╭─ Records supplied
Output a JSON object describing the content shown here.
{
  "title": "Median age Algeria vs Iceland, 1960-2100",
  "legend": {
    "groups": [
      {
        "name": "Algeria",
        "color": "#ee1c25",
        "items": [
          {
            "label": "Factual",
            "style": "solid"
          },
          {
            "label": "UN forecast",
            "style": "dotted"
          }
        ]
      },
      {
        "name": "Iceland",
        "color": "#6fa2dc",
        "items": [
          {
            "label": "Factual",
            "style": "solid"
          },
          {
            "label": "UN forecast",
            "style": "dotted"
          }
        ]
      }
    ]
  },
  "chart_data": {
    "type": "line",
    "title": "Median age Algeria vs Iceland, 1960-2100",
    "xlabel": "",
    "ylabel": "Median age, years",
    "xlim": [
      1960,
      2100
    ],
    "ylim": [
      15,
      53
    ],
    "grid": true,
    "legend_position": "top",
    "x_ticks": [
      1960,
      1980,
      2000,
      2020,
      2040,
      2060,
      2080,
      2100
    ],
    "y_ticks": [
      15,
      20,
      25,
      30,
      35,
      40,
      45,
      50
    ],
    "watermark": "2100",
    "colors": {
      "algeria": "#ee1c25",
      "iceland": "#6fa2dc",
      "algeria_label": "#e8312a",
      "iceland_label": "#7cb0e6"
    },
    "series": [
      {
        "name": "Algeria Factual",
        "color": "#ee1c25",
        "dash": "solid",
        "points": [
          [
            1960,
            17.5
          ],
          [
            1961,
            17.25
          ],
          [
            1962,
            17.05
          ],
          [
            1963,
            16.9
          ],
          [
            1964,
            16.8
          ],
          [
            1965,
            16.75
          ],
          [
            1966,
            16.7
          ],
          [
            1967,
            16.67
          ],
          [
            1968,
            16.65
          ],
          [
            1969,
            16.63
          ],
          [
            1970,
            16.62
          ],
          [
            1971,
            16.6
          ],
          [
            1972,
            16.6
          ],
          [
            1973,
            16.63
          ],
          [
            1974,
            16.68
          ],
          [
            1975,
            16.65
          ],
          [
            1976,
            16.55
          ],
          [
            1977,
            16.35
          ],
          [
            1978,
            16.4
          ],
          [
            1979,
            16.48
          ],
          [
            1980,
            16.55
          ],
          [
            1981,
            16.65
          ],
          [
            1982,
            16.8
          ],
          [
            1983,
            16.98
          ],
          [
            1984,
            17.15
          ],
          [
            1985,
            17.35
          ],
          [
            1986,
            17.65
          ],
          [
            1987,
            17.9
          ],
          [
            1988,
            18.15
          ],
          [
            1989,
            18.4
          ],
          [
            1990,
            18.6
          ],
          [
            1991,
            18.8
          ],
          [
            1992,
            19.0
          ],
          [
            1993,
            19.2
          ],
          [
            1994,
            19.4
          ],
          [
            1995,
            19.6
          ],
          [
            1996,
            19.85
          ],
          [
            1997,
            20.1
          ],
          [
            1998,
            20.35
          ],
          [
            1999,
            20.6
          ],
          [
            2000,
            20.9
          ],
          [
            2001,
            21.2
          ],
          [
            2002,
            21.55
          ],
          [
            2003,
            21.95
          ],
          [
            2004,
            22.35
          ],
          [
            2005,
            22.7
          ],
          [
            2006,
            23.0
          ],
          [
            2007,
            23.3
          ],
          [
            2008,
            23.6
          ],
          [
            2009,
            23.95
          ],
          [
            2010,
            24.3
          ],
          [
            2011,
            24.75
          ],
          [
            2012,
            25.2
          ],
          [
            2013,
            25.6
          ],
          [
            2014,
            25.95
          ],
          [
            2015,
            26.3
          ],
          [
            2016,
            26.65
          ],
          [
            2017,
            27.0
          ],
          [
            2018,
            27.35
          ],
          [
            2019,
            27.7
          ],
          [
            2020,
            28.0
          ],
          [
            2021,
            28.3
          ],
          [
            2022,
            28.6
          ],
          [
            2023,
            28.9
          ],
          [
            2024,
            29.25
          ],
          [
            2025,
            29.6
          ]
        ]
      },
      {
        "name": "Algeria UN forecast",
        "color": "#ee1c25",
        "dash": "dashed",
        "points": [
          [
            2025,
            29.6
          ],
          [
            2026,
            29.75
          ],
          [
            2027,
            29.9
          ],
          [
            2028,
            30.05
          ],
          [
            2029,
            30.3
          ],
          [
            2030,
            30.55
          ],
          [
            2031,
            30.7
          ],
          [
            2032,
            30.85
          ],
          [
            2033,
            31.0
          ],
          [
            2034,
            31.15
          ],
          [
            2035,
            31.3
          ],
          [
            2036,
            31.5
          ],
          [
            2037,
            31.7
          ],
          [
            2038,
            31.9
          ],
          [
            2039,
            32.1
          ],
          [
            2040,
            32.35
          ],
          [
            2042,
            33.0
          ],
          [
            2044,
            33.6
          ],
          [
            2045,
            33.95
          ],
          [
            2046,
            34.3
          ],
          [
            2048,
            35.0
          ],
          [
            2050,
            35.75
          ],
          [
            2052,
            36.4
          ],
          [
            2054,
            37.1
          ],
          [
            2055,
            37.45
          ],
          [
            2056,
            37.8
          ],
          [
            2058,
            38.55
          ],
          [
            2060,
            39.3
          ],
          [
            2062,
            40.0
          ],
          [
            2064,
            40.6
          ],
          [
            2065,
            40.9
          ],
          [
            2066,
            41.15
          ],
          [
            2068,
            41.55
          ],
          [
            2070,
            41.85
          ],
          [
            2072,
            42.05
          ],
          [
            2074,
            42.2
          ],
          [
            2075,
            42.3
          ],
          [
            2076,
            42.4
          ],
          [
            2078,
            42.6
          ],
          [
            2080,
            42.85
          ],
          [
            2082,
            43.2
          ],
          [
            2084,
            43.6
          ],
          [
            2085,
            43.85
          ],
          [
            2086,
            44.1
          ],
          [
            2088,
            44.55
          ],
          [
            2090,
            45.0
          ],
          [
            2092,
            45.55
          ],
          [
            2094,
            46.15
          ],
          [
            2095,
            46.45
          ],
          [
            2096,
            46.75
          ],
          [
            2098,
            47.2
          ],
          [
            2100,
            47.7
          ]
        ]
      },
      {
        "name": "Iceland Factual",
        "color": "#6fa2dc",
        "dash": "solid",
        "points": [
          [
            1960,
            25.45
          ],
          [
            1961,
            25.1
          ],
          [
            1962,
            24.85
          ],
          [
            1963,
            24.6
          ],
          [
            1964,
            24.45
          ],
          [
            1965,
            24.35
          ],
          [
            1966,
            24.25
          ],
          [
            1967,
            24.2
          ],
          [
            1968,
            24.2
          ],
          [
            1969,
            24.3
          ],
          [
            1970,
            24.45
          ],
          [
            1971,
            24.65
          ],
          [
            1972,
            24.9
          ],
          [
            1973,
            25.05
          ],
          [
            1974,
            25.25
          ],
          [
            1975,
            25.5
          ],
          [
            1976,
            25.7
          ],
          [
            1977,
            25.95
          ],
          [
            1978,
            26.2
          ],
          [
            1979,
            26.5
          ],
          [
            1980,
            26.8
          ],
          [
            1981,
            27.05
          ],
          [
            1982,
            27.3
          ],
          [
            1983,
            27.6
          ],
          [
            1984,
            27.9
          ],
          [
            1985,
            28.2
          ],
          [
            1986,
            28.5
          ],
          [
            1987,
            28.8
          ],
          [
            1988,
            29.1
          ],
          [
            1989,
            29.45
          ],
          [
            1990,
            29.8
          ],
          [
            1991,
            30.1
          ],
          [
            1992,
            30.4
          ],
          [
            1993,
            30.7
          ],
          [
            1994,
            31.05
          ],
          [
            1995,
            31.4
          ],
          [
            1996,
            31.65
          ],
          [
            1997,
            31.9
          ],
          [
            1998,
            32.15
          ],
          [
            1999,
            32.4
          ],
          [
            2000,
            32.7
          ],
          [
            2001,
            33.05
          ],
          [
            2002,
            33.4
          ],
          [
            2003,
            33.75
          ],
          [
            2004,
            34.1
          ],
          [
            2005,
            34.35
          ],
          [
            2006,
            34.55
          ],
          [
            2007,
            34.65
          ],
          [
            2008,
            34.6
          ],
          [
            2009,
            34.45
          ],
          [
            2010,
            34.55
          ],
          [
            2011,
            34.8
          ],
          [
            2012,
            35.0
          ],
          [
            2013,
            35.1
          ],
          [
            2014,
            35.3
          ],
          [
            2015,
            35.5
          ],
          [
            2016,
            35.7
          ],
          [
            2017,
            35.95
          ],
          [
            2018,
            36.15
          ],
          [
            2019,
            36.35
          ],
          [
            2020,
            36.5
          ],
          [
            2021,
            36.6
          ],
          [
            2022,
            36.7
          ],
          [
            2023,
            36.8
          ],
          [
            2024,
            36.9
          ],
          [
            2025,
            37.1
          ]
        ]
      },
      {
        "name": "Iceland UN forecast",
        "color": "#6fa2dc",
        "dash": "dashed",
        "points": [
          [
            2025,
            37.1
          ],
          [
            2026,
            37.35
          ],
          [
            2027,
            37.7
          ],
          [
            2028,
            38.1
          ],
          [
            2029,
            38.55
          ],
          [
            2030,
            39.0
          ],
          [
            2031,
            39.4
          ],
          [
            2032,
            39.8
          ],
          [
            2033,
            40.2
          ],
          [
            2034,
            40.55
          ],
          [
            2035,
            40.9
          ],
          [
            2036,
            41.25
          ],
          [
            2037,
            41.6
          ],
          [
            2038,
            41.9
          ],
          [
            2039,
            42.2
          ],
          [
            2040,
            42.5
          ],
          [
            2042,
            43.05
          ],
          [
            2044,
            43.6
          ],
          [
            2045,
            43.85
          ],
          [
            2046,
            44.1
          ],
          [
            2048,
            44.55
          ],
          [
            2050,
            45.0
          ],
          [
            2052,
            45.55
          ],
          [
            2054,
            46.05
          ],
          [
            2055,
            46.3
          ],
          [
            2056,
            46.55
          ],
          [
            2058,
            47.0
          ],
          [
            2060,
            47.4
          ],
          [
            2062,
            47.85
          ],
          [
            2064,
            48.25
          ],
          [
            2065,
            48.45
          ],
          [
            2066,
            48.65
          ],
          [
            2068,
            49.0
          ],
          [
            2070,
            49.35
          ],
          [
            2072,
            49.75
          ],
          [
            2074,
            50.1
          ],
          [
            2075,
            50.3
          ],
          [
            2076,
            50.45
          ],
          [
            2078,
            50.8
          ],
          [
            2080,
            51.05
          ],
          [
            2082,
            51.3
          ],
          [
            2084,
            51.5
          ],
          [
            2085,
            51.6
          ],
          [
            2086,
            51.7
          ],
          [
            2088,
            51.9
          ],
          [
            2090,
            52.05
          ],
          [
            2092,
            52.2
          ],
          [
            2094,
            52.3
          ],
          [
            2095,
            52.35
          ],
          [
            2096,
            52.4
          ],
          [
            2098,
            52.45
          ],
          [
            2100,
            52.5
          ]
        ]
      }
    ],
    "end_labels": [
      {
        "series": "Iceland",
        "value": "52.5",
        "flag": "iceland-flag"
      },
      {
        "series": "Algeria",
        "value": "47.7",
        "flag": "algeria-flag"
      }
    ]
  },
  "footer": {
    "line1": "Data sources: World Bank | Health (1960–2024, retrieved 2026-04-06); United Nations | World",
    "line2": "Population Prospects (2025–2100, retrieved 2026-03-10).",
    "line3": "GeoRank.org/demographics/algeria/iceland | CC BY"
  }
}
╰─
Direction
Point out every line holding the string "Factual" and copy it.

Exercise response
            "label": "Factual",
            "label": "Factual",
        "name": "Algeria Factual",
        "name": "Iceland Factual",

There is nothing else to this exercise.